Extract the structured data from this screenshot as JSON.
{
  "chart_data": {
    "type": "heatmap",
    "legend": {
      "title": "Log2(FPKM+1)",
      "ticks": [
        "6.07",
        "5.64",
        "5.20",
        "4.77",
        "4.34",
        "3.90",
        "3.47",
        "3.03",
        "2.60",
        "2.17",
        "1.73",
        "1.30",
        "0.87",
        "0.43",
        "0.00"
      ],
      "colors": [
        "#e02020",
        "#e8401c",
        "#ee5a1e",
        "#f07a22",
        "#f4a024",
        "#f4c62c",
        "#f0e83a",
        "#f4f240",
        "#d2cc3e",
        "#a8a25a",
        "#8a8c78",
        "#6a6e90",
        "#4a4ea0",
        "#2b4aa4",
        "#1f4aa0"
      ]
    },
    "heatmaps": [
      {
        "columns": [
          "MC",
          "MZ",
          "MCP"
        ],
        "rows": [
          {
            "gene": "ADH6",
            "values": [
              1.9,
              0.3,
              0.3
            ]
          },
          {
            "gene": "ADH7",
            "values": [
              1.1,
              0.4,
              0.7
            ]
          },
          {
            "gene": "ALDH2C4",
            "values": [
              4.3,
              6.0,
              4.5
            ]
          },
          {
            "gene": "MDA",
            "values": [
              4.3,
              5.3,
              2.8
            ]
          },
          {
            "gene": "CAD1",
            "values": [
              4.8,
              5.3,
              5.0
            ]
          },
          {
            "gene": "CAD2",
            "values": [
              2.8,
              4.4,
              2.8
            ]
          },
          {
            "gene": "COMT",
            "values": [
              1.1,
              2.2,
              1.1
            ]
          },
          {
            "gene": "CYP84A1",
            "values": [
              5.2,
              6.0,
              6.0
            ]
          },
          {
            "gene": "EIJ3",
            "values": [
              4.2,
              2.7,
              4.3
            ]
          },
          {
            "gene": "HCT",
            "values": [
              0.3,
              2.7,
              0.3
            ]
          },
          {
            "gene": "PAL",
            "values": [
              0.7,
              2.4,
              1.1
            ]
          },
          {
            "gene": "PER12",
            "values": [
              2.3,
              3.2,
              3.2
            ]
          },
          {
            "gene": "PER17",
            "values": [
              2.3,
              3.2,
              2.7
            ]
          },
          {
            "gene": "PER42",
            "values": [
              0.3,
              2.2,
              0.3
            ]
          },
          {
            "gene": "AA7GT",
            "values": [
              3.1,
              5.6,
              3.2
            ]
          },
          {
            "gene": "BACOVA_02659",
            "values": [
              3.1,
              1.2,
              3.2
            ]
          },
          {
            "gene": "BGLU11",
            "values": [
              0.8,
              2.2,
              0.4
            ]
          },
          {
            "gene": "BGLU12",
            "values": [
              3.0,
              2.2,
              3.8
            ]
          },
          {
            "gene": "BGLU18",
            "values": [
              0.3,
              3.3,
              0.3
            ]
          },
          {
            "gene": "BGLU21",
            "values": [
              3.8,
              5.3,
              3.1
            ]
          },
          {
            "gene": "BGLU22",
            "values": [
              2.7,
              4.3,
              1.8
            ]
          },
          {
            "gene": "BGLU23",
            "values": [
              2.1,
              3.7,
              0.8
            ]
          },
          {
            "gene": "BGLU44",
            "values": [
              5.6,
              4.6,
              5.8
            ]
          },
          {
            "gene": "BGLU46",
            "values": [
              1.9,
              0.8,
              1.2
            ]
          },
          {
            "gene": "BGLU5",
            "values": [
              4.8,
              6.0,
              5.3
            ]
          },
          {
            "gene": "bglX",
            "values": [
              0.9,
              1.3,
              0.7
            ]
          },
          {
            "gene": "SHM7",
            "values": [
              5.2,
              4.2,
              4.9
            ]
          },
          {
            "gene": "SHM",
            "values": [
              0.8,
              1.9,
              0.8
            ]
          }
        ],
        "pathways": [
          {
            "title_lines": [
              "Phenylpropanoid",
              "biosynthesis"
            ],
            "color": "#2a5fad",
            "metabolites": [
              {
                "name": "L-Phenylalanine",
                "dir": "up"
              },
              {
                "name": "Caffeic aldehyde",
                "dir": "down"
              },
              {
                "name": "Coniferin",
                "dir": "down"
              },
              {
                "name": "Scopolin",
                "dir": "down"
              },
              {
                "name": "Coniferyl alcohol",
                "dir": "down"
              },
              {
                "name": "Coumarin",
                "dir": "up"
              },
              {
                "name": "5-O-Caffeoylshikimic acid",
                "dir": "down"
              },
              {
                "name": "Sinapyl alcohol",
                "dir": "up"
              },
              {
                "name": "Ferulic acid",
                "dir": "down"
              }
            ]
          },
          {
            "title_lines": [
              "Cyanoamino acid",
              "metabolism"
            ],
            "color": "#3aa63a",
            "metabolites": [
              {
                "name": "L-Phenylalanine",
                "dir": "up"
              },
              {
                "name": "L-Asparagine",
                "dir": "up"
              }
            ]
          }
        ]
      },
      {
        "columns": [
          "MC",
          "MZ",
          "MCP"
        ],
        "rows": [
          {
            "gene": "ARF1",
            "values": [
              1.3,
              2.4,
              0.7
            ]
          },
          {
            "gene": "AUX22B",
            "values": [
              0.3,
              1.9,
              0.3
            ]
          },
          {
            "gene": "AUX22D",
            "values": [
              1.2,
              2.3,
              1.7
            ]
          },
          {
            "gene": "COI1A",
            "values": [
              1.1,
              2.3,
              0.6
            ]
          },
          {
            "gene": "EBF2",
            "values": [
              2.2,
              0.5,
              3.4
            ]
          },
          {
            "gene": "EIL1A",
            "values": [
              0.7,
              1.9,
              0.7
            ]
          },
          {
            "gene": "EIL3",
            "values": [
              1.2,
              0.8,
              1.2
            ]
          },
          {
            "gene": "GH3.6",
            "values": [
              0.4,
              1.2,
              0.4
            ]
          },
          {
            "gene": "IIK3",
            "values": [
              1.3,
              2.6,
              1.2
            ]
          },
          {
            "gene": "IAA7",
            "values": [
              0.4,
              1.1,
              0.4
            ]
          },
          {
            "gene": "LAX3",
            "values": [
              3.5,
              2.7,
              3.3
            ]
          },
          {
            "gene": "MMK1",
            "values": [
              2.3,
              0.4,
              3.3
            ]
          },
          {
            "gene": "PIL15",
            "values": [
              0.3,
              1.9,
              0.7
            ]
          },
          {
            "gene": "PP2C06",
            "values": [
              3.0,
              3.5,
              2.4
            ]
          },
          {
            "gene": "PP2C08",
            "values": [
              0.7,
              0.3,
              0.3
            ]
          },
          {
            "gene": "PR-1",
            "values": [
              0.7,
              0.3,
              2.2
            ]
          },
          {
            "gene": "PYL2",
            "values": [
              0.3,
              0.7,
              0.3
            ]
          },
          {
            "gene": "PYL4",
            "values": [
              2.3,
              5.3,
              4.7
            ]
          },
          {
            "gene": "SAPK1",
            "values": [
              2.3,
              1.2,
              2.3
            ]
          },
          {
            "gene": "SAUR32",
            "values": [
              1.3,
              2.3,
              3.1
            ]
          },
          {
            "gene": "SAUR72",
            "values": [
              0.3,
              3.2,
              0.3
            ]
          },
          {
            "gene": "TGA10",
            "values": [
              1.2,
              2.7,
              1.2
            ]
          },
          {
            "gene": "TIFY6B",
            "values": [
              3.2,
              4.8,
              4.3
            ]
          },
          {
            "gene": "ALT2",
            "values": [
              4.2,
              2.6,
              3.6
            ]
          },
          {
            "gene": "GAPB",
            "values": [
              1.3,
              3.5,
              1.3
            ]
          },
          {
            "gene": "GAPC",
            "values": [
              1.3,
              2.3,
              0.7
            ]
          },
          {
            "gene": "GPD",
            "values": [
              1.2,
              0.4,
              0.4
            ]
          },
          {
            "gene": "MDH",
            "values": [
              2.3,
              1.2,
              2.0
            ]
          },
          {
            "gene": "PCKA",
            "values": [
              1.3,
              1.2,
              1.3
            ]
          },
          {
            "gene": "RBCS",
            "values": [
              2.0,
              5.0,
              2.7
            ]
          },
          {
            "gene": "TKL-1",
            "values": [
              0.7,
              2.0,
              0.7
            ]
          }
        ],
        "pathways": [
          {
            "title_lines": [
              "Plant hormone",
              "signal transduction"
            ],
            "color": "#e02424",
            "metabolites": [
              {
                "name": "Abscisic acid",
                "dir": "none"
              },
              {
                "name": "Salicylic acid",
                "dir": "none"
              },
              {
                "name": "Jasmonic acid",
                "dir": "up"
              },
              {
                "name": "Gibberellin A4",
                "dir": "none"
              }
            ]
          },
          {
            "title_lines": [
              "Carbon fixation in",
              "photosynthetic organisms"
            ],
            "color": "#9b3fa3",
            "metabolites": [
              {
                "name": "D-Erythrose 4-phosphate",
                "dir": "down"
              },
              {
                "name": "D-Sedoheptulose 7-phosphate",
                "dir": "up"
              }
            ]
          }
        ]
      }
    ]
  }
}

■ **Problem to solve**
Examine the records and pull out every line where the string "alcohol" occurs.

■ **Task output**
                "name": "Coniferyl alcohol",
                "name": "Sinapyl alcohol",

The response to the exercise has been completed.